> [Material for the task]
*****
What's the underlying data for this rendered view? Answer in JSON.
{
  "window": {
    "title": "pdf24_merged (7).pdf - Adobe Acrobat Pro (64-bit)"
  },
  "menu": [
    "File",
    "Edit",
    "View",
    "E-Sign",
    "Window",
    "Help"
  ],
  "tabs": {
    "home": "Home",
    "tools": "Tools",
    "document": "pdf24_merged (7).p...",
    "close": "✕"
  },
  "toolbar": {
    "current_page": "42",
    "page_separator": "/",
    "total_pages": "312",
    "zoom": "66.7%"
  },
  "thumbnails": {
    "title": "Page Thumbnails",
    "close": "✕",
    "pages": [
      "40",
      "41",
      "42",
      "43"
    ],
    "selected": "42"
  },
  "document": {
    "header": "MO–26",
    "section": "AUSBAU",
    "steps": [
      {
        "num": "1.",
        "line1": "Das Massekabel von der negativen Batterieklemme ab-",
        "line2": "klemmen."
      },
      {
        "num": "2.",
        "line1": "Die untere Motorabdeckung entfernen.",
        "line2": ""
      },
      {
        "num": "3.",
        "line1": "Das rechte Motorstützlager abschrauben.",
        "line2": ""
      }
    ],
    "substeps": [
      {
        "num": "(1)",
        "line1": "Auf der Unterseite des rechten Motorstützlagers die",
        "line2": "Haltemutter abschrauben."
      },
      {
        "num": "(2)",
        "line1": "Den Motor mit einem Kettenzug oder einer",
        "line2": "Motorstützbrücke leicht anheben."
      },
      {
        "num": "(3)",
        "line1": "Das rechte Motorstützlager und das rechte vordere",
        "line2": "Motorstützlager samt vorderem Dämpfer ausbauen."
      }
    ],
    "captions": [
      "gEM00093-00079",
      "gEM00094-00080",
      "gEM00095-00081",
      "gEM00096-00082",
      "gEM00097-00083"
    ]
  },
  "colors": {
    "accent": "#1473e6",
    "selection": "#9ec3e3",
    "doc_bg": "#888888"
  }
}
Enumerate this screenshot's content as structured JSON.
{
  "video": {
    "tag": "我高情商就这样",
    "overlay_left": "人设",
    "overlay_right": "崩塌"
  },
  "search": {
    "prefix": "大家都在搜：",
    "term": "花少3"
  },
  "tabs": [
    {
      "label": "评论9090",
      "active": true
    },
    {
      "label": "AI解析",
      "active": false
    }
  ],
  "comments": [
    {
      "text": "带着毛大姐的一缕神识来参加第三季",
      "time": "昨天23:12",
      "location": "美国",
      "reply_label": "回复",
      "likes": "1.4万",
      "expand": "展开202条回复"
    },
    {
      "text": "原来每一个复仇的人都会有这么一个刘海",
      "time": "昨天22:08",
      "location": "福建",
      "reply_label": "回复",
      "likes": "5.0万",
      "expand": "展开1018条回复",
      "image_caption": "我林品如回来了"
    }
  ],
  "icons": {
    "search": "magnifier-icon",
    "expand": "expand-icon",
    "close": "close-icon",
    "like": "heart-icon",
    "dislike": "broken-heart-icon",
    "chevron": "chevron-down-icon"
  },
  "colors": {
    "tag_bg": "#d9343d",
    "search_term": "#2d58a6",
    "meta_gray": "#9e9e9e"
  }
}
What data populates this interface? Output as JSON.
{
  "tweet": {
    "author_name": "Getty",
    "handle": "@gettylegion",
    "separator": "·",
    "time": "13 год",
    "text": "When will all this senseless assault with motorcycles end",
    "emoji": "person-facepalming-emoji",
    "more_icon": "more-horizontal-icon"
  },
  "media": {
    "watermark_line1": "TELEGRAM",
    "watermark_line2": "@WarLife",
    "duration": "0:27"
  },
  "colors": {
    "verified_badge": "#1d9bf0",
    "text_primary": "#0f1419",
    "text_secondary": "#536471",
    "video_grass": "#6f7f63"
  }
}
*****
> [Exercise] Of the lines in the records, how many contain the word "data"? Answer with the number and nothing else.

> [Result of this exercise] 2